§ TEXTO DE LECTURA:
»»

En el debate de los principales diez aspirantes a la candidatura presidencial del partido republicano, porque hay cuando menos siete más que están ahorita en la liga junior, hubo un personaje que opacó a todos los demás. Con su estilo abrasivo y ofensivo, Donald Trump fue el centro de la atención, para disgusto de los demás y para gran preocupación de los liderazgos del partido.

Trump irrumpió, coqueteando con el público desde su llegada, confrontando a los tres moderadores y en especial a la mujer entre ellos, y resistiendo los tímidos embates de sus rivales en el escenario, que poco a poco se fueron diluyendo. La pregunta inicial, que parecía diseñada para él, fue una de las dos que provocaron respuestas que podría terminar costándole caro a Trump: al no descartar la posibilidad de lanzarse como independiente si no logra la nominación republicana, Trump efectivamente se coloca como un oportunista que sólo estará ahí mientras el resultado le convenga o le complazca. Los silbidos y abucheos en el auditorio no se hicieron esperar, pero la reacción de cúpula y donantes ha sido mucho más cautelosa, y es que nadie ha olvidado que la última vez que un empresario populista y de derecha se lanzó como independiente, le entregó la elección en bandeja a los demócratas. Ahora, el fantasma de Ross Perot en 1992 hace sufrir a más de un dirigente y estratega republicano.

««

§ SU TAREA: Transcriba literalmente el fragmento del texto sobre el debate republicano que va de "En el debate" a "liderazgos del partido.". Los registros no guardan relación alguna con el texto.

Datos de disposición espacial:
»»

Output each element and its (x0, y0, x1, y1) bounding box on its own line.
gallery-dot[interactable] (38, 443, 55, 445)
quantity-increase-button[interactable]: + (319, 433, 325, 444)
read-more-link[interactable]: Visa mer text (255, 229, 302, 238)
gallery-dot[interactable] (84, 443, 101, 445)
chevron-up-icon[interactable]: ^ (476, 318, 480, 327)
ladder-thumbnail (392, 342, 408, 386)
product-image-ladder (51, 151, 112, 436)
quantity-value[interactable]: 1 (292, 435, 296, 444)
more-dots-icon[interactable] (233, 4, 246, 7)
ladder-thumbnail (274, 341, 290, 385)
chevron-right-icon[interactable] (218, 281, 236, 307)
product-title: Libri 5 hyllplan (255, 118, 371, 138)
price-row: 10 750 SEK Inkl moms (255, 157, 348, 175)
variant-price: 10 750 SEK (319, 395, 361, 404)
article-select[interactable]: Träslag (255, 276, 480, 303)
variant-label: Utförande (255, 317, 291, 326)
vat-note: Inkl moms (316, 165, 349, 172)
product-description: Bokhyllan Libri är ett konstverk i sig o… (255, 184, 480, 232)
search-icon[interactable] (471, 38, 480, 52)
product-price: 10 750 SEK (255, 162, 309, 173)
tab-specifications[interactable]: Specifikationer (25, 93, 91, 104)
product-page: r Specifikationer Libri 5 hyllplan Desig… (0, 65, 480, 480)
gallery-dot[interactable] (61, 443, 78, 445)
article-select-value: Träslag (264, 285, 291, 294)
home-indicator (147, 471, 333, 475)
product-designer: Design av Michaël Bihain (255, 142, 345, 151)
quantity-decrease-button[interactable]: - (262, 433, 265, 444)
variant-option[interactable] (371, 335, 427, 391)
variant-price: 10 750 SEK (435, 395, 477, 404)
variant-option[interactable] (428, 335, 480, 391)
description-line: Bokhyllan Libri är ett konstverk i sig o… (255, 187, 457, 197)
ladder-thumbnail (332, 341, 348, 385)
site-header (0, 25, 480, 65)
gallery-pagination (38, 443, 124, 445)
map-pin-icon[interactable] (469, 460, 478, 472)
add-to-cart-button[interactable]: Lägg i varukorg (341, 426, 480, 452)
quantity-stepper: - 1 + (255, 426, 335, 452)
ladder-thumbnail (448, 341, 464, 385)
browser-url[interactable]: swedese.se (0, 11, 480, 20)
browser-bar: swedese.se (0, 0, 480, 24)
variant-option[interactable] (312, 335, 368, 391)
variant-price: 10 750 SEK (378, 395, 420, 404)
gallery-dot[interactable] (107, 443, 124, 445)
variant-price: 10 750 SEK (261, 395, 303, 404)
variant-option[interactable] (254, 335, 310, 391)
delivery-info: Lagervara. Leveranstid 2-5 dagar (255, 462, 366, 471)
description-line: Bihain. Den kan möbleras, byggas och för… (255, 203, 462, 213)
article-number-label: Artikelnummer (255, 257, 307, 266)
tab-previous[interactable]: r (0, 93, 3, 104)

««

§ RESPUESTA A CONTINUACIÓN:
En el debate de los principales diez aspirantes a la candidatura presidencial del partido republicano, porque hay cuando menos siete más que están ahorita en la liga junior, hubo un personaje que opacó a todos los demás. Con su estilo abrasivo y ofensivo, Donald Trump fue el centro de la atención, para disgusto de los demás y para gran preocupación de los liderazgos del partido.